■ **YOUR INSTRUCTIONS**
Reproduce the listing below line for line, keeping every character unchanged.

■ **DATA FOR THIS TASK**

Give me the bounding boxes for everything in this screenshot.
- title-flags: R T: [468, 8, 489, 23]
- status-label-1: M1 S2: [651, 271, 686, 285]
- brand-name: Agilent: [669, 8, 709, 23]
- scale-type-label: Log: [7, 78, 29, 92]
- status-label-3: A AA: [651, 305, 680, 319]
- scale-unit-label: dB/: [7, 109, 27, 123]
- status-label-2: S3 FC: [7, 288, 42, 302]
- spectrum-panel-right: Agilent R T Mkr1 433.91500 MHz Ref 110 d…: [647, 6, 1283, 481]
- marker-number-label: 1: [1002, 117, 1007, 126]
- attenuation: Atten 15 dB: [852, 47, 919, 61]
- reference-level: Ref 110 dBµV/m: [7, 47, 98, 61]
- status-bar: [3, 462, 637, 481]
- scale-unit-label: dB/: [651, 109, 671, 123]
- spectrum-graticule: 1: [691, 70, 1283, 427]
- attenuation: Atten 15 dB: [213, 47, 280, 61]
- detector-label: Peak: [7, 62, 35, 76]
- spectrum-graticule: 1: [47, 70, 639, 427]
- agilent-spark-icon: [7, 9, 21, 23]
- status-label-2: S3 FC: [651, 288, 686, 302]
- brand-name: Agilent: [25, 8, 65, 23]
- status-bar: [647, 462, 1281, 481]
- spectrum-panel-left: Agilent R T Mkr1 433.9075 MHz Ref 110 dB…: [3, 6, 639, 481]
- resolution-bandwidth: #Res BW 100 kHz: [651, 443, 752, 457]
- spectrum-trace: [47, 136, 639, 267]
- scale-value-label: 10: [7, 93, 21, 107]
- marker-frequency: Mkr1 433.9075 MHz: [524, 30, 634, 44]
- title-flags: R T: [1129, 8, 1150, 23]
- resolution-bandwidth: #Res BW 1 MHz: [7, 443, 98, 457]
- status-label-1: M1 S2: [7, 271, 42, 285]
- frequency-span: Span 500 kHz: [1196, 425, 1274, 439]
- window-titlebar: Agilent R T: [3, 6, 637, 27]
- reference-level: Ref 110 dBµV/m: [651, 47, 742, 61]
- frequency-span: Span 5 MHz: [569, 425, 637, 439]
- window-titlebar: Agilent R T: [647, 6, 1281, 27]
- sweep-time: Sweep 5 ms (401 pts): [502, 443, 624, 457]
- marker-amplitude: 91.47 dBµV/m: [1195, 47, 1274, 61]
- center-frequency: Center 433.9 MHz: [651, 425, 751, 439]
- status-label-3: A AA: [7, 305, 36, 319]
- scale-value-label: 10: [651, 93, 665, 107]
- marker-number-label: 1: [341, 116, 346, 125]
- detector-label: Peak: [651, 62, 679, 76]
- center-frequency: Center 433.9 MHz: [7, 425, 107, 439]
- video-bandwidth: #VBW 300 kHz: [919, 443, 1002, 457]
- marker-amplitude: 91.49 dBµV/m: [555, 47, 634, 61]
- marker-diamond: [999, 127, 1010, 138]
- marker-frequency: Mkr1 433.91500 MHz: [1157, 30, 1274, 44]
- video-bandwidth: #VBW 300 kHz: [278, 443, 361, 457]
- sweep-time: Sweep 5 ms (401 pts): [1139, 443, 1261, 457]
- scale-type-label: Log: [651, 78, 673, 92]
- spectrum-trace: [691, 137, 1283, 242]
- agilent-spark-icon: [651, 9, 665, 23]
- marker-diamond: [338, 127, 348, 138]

■ **RESULT FOR THIS TASK**
Give me the bounding boxes for everything in this screenshot.
- title-flags: R T: [468, 8, 489, 23]
- status-label-1: M1 S2: [651, 271, 686, 285]
- brand-name: Agilent: [669, 8, 709, 23]
- scale-type-label: Log: [7, 78, 29, 92]
- status-label-3: A AA: [651, 305, 680, 319]
- scale-unit-label: dB/: [7, 109, 27, 123]
- status-label-2: S3 FC: [7, 288, 42, 302]
- spectrum-panel-right: Agilent R T Mkr1 433.91500 MHz Ref 110 d…: [647, 6, 1283, 481]
- marker-number-label: 1: [1002, 117, 1007, 126]
- attenuation: Atten 15 dB: [852, 47, 919, 61]
- reference-level: Ref 110 dBµV/m: [7, 47, 98, 61]
- status-bar: [3, 462, 637, 481]
- scale-unit-label: dB/: [651, 109, 671, 123]
- spectrum-graticule: 1: [691, 70, 1283, 427]
- attenuation: Atten 15 dB: [213, 47, 280, 61]
- detector-label: Peak: [7, 62, 35, 76]
- spectrum-graticule: 1: [47, 70, 639, 427]
- agilent-spark-icon: [7, 9, 21, 23]
- status-label-2: S3 FC: [651, 288, 686, 302]
- brand-name: Agilent: [25, 8, 65, 23]
- status-bar: [647, 462, 1281, 481]
- spectrum-panel-left: Agilent R T Mkr1 433.9075 MHz Ref 110 dB…: [3, 6, 639, 481]
- resolution-bandwidth: #Res BW 100 kHz: [651, 443, 752, 457]
- spectrum-trace: [47, 136, 639, 267]
- scale-value-label: 10: [7, 93, 21, 107]
- marker-frequency: Mkr1 433.9075 MHz: [524, 30, 634, 44]
- title-flags: R T: [1129, 8, 1150, 23]
- resolution-bandwidth: #Res BW 1 MHz: [7, 443, 98, 457]
- status-label-1: M1 S2: [7, 271, 42, 285]
- frequency-span: Span 500 kHz: [1196, 425, 1274, 439]
- window-titlebar: Agilent R T: [3, 6, 637, 27]
- reference-level: Ref 110 dBµV/m: [651, 47, 742, 61]
- frequency-span: Span 5 MHz: [569, 425, 637, 439]
- window-titlebar: Agilent R T: [647, 6, 1281, 27]
- sweep-time: Sweep 5 ms (401 pts): [502, 443, 624, 457]
- marker-amplitude: 91.47 dBµV/m: [1195, 47, 1274, 61]
- center-frequency: Center 433.9 MHz: [651, 425, 751, 439]
- status-label-3: A AA: [7, 305, 36, 319]
- scale-value-label: 10: [651, 93, 665, 107]
- marker-number-label: 1: [341, 116, 346, 125]
- detector-label: Peak: [651, 62, 679, 76]
- center-frequency: Center 433.9 MHz: [7, 425, 107, 439]
- video-bandwidth: #VBW 300 kHz: [919, 443, 1002, 457]
- marker-amplitude: 91.49 dBµV/m: [555, 47, 634, 61]
- marker-diamond: [999, 127, 1010, 138]
- marker-frequency: Mkr1 433.91500 MHz: [1157, 30, 1274, 44]
- video-bandwidth: #VBW 300 kHz: [278, 443, 361, 457]
- sweep-time: Sweep 5 ms (401 pts): [1139, 443, 1261, 457]
- scale-type-label: Log: [651, 78, 673, 92]
- spectrum-trace: [691, 137, 1283, 242]
- agilent-spark-icon: [651, 9, 665, 23]
- marker-diamond: [338, 127, 348, 138]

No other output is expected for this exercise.